Data rows
■ ■ ■ ■ ■ ■ ■
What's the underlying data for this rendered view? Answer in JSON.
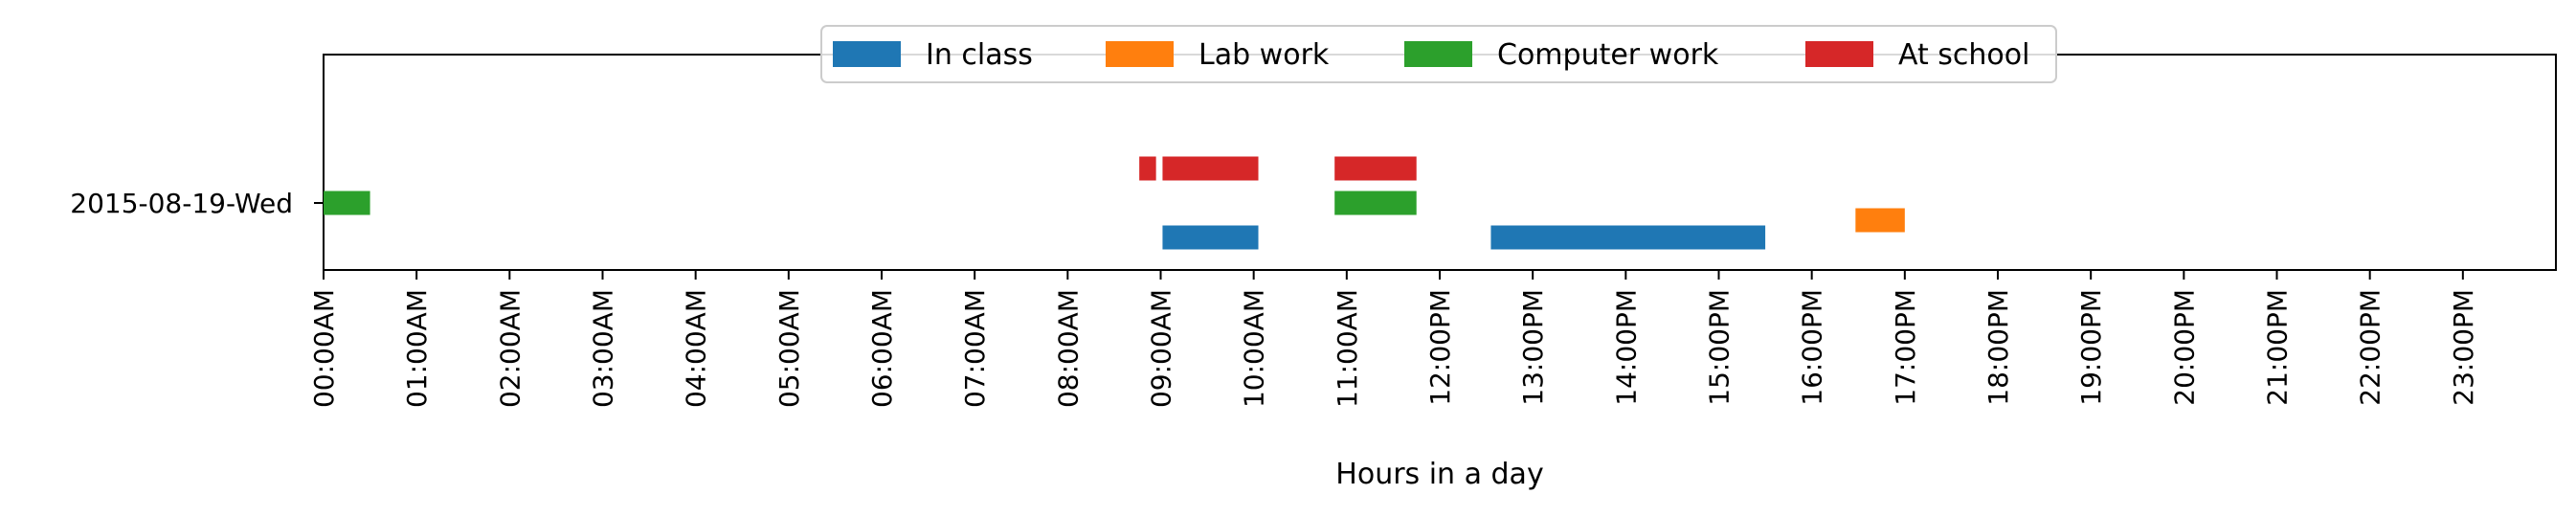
{
  "chart_data": {
    "type": "timeline",
    "title": "",
    "xlabel": "Hours in a day",
    "ylabel": "",
    "xlim": [
      0,
      24
    ],
    "row_label": "2015-08-19-Wed",
    "x_ticks": [
      "00:00AM",
      "01:00AM",
      "02:00AM",
      "03:00AM",
      "04:00AM",
      "05:00AM",
      "06:00AM",
      "07:00AM",
      "08:00AM",
      "09:00AM",
      "10:00AM",
      "11:00AM",
      "12:00PM",
      "13:00PM",
      "14:00PM",
      "15:00PM",
      "16:00PM",
      "17:00PM",
      "18:00PM",
      "19:00PM",
      "20:00PM",
      "21:00PM",
      "22:00PM",
      "23:00PM"
    ],
    "legend_position": "top-center",
    "grid": false,
    "series": [
      {
        "name": "In class",
        "color": "#1f77b4",
        "lane": -1,
        "intervals": [
          [
            9.02,
            10.05
          ],
          [
            12.55,
            15.5
          ]
        ]
      },
      {
        "name": "Lab work",
        "color": "#ff7f0e",
        "lane": -0.5,
        "intervals": [
          [
            16.47,
            17.0
          ]
        ]
      },
      {
        "name": "Computer work",
        "color": "#2ca02c",
        "lane": 0,
        "intervals": [
          [
            0.0,
            0.5
          ],
          [
            10.87,
            11.75
          ]
        ]
      },
      {
        "name": "At school",
        "color": "#d62728",
        "lane": 1,
        "intervals": [
          [
            8.77,
            8.95
          ],
          [
            9.02,
            10.05
          ],
          [
            10.87,
            11.75
          ]
        ]
      }
    ]
  }
}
■ ■ ■ ■ ■ ■ ■
Job
Take the entries shown above and quote them verbatim, passing over the pictures.

Solution to this exercise
What's the underlying data for this rendered view? Answer in JSON.
{
  "chart_data": {
    "type": "timeline",
    "title": "",
    "xlabel": "Hours in a day",
    "ylabel": "",
    "xlim": [
      0,
      24
    ],
    "row_label": "2015-08-19-Wed",
    "x_ticks": [
      "00:00AM",
      "01:00AM",
      "02:00AM",
      "03:00AM",
      "04:00AM",
      "05:00AM",
      "06:00AM",
      "07:00AM",
      "08:00AM",
      "09:00AM",
      "10:00AM",
      "11:00AM",
      "12:00PM",
      "13:00PM",
      "14:00PM",
      "15:00PM",
      "16:00PM",
      "17:00PM",
      "18:00PM",
      "19:00PM",
      "20:00PM",
      "21:00PM",
      "22:00PM",
      "23:00PM"
    ],
    "legend_position": "top-center",
    "grid": false,
    "series": [
      {
        "name": "In class",
        "color": "#1f77b4",
        "lane": -1,
        "intervals": [
          [
            9.02,
            10.05
          ],
          [
            12.55,
            15.5
          ]
        ]
      },
      {
        "name": "Lab work",
        "color": "#ff7f0e",
        "lane": -0.5,
        "intervals": [
          [
            16.47,
            17.0
          ]
        ]
      },
      {
        "name": "Computer work",
        "color": "#2ca02c",
        "lane": 0,
        "intervals": [
          [
            0.0,
            0.5
          ],
          [
            10.87,
            11.75
          ]
        ]
      },
      {
        "name": "At school",
        "color": "#d62728",
        "lane": 1,
        "intervals": [
          [
            8.77,
            8.95
          ],
          [
            9.02,
            10.05
          ],
          [
            10.87,
            11.75
          ]
        ]
      }
    ]
  }
}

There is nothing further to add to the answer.